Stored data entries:
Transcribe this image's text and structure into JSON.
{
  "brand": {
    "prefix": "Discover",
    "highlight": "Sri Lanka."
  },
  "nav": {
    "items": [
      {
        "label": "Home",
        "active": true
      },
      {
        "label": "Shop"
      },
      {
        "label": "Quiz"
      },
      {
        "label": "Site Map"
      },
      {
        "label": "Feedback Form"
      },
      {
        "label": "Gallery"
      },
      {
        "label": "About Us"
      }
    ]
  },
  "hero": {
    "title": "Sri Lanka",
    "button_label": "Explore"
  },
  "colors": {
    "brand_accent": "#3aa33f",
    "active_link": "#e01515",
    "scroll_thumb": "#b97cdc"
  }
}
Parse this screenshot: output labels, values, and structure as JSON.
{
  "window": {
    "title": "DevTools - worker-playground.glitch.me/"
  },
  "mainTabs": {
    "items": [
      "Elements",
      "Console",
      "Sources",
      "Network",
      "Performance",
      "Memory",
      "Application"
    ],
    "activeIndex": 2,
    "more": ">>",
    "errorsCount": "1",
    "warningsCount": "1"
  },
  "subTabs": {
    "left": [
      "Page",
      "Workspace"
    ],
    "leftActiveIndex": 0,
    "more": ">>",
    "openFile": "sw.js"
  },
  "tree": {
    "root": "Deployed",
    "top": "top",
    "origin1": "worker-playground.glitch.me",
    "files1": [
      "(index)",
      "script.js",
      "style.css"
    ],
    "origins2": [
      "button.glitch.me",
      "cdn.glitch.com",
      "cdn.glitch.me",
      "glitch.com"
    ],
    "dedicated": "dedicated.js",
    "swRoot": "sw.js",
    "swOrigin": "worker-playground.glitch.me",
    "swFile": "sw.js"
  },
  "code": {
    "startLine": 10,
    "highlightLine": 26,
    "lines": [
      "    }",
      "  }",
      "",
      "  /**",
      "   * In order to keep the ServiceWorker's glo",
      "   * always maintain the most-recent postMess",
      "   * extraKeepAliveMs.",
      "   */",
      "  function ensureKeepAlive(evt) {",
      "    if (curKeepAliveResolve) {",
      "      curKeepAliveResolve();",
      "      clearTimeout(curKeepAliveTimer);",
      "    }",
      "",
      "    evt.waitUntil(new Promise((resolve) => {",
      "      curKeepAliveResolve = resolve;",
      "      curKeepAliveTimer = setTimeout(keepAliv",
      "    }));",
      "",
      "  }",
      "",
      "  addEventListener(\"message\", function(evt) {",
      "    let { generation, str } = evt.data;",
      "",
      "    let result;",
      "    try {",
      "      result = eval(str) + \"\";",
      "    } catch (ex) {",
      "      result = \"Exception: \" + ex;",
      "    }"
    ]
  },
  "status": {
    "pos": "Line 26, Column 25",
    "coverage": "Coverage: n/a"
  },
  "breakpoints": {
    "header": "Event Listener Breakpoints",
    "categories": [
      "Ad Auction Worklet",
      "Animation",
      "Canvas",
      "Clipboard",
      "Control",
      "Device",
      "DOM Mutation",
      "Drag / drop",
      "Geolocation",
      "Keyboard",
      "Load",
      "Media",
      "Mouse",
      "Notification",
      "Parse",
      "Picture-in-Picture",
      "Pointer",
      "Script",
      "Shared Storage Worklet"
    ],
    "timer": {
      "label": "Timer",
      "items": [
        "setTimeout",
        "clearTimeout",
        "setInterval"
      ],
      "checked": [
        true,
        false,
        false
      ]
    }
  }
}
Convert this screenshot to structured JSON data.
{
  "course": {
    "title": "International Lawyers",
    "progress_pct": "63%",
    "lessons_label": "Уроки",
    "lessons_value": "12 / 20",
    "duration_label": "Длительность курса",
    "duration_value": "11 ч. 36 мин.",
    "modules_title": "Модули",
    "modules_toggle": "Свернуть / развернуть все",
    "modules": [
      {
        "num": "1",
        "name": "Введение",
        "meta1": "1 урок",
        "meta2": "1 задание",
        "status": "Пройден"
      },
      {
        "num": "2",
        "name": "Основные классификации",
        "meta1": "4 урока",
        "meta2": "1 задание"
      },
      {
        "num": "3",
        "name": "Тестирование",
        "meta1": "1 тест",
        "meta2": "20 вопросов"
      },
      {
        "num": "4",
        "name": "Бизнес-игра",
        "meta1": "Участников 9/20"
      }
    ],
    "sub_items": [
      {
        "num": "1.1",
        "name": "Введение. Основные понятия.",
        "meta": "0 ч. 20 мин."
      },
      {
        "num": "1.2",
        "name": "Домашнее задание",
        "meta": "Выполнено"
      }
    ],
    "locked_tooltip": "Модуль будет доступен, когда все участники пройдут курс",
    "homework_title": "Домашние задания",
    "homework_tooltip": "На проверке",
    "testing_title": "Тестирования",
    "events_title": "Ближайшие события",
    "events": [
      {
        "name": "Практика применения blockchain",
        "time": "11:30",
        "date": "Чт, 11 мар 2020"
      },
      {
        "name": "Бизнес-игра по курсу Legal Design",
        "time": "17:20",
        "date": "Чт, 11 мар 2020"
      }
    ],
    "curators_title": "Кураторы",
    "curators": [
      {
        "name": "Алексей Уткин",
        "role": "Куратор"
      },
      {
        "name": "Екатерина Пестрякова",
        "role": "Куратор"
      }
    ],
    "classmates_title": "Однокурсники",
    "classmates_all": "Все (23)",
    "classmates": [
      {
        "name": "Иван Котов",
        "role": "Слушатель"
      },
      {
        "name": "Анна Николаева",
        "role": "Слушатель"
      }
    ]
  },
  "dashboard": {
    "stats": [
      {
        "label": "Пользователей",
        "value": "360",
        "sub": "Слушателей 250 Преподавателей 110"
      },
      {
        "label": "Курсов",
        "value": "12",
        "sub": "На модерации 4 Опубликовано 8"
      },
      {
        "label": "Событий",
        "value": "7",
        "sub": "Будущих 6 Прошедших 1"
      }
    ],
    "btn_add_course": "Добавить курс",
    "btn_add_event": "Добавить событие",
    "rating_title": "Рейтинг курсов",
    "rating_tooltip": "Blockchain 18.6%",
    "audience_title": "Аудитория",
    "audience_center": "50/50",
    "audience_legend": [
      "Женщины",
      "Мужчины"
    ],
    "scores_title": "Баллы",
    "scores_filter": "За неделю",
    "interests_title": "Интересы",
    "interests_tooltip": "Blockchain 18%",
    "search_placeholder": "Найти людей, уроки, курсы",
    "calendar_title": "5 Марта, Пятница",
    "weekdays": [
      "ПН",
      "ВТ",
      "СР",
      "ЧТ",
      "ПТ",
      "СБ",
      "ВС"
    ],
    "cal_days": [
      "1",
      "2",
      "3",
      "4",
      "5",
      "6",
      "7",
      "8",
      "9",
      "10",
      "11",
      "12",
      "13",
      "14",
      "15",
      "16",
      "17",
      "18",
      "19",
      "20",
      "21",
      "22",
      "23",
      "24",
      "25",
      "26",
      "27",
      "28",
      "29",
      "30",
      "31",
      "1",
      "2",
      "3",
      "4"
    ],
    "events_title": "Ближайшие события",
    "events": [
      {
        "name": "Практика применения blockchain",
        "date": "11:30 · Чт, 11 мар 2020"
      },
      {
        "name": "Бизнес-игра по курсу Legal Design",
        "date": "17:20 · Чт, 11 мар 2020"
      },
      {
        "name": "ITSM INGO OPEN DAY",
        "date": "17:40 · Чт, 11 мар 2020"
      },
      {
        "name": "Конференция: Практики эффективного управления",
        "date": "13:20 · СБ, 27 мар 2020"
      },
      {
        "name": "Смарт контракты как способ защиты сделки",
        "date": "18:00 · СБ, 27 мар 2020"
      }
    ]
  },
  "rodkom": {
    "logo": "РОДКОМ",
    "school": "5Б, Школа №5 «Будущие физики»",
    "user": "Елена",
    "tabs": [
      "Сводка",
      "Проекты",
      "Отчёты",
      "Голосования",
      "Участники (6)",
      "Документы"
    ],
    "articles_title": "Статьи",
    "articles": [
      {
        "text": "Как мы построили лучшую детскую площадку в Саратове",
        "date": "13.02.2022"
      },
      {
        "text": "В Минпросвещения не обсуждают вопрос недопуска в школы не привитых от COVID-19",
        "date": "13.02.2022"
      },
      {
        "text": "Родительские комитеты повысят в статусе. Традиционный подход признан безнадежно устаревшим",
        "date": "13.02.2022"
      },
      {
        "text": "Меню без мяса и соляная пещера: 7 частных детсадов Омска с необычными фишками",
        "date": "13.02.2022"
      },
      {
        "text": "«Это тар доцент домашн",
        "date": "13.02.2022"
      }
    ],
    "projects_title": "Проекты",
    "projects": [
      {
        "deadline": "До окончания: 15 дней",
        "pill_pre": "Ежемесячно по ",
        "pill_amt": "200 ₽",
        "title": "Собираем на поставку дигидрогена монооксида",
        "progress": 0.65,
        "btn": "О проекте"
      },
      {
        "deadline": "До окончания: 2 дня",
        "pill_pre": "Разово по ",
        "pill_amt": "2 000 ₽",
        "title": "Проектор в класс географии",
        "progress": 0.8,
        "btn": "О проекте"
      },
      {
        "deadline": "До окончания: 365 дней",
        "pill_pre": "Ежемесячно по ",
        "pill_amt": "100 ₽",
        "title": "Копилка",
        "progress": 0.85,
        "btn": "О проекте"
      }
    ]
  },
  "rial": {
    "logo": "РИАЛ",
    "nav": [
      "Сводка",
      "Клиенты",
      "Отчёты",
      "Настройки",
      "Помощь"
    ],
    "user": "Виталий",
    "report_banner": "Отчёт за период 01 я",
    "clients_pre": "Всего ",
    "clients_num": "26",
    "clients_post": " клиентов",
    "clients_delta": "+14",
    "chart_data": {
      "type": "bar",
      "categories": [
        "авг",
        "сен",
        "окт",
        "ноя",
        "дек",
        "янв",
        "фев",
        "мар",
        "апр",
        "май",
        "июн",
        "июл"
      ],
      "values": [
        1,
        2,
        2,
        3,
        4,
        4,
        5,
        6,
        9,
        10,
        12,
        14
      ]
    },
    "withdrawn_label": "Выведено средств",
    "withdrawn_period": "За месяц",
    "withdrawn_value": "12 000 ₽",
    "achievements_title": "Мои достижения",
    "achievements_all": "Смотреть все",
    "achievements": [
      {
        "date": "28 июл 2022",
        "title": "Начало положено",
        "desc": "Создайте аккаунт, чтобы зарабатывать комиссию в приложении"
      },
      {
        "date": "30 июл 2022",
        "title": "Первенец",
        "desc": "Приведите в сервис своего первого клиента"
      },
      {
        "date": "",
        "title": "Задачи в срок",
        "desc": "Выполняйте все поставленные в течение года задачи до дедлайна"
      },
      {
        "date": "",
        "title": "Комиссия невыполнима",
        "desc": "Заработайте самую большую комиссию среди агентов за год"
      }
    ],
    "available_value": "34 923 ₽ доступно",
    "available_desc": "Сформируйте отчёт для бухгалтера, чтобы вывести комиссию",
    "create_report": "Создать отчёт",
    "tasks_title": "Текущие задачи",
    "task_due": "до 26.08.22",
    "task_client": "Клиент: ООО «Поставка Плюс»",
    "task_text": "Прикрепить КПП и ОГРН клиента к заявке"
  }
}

§ **PROBLEM TO SOLVE**
Across the material above, count every line holding "JSON" and write down only the number.

§ **ANSWER TO THE PROBLEM**
3